(Data excerpts)
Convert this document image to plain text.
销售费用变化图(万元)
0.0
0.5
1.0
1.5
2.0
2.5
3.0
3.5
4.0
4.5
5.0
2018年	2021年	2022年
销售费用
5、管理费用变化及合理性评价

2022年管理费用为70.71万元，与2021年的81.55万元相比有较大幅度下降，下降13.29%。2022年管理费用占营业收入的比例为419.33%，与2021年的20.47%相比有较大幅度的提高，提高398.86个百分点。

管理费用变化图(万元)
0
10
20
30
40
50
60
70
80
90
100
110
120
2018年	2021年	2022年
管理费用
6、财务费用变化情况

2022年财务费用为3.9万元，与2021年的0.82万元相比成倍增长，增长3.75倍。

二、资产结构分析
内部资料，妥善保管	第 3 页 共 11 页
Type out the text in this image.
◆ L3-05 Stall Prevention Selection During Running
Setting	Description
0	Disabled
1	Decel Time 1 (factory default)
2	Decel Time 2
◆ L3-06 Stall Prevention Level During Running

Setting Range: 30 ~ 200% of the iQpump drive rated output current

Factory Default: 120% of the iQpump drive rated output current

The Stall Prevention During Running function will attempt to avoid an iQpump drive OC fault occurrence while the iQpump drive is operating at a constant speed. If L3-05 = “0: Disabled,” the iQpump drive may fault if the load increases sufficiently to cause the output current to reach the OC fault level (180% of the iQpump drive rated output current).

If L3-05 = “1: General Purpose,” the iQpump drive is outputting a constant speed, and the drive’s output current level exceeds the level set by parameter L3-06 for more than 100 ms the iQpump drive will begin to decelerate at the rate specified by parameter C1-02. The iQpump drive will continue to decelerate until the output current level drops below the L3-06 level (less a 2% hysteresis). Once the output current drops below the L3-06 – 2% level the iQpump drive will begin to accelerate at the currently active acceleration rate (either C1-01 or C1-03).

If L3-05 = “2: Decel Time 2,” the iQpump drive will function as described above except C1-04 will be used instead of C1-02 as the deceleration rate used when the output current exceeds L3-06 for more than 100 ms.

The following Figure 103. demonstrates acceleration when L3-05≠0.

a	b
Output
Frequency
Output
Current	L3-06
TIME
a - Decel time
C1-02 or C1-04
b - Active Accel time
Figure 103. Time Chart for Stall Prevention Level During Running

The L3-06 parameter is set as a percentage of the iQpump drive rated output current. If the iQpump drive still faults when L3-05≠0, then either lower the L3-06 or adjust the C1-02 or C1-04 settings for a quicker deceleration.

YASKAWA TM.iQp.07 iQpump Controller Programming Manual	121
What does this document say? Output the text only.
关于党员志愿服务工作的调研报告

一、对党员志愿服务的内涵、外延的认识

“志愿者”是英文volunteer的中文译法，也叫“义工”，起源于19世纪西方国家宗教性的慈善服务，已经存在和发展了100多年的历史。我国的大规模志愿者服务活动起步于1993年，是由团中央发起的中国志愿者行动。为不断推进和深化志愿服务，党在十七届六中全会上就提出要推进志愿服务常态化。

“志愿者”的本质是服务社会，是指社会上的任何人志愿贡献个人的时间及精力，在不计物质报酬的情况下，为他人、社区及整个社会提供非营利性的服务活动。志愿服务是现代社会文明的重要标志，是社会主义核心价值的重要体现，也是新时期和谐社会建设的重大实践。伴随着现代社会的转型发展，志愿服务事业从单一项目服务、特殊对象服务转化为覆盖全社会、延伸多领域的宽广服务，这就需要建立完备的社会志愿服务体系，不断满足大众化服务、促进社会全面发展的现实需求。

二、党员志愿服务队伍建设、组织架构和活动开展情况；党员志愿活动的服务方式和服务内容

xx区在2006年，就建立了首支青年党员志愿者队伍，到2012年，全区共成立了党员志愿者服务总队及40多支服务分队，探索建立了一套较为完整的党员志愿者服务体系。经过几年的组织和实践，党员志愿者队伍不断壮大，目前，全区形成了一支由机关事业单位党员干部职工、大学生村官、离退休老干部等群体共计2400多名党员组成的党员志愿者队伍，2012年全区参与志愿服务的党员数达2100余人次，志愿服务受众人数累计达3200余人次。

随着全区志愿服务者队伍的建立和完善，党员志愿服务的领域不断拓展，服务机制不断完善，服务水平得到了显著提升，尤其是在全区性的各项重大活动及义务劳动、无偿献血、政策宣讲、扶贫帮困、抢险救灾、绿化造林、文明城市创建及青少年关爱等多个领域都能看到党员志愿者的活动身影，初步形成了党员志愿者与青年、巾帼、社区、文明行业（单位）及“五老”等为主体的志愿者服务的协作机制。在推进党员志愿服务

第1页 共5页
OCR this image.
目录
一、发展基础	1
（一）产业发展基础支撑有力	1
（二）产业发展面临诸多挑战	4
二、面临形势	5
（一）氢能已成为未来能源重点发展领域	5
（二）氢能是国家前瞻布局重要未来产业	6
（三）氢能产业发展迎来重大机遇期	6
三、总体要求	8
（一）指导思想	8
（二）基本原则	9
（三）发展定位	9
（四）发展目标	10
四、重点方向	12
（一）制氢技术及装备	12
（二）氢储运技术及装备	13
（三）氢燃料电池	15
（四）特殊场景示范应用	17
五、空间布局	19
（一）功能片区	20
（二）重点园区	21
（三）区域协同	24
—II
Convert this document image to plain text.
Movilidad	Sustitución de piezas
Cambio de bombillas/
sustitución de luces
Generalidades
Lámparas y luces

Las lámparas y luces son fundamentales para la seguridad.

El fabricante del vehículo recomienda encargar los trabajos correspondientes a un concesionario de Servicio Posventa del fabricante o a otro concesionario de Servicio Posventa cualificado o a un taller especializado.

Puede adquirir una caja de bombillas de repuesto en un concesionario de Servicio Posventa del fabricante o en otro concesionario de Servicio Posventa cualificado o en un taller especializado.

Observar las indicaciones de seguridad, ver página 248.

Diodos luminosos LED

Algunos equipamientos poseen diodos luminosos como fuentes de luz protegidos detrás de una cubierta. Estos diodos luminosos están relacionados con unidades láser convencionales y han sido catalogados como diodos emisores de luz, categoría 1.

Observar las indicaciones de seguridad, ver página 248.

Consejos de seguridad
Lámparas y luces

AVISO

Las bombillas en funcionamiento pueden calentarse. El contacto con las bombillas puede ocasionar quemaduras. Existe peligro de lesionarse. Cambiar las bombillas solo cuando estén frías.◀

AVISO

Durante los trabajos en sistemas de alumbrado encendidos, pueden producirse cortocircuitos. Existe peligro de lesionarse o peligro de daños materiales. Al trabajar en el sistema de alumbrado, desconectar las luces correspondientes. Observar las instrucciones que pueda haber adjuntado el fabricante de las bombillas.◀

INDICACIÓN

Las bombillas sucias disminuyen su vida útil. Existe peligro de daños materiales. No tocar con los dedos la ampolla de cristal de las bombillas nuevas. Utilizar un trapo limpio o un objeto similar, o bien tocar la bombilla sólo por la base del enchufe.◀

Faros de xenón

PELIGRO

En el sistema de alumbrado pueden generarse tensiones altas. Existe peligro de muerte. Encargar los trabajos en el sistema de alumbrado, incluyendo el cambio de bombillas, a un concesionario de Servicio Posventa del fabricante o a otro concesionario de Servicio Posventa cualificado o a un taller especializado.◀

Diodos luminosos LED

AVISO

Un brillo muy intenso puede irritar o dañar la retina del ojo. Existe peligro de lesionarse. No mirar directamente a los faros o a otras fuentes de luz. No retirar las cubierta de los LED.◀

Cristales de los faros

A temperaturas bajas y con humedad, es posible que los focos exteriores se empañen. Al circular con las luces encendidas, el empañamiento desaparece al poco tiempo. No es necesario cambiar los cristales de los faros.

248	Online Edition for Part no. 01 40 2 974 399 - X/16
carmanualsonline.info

◆ **WRITTEN PROBLEM**
Gather each line in the data that holds the string "parameter".

◆ **EXPECTED OUTPUT**
If L3-05 = “1: General Purpose,” the iQpump drive is outputting a constant speed, and the drive’s output current level exceeds the level set by parameter L3-06 for more than 100 ms the iQpump drive will begin to decelerate at the rate specified by parameter C1-02. The iQpump drive will continue to decelerate until the output current level drops below the L3-06 level (less a 2% hysteresis). Once the output current drops below the L3-06 – 2% level the iQpump drive will begin to accelerate at the currently active acceleration rate (either C1-01 or C1-03).
The L3-06 parameter is set as a percentage of the iQpump drive rated output current. If the iQpump drive still faults when L3-05≠0, then either lower the L3-06 or adjust the C1-02 or C1-04 settings for a quicker deceleration.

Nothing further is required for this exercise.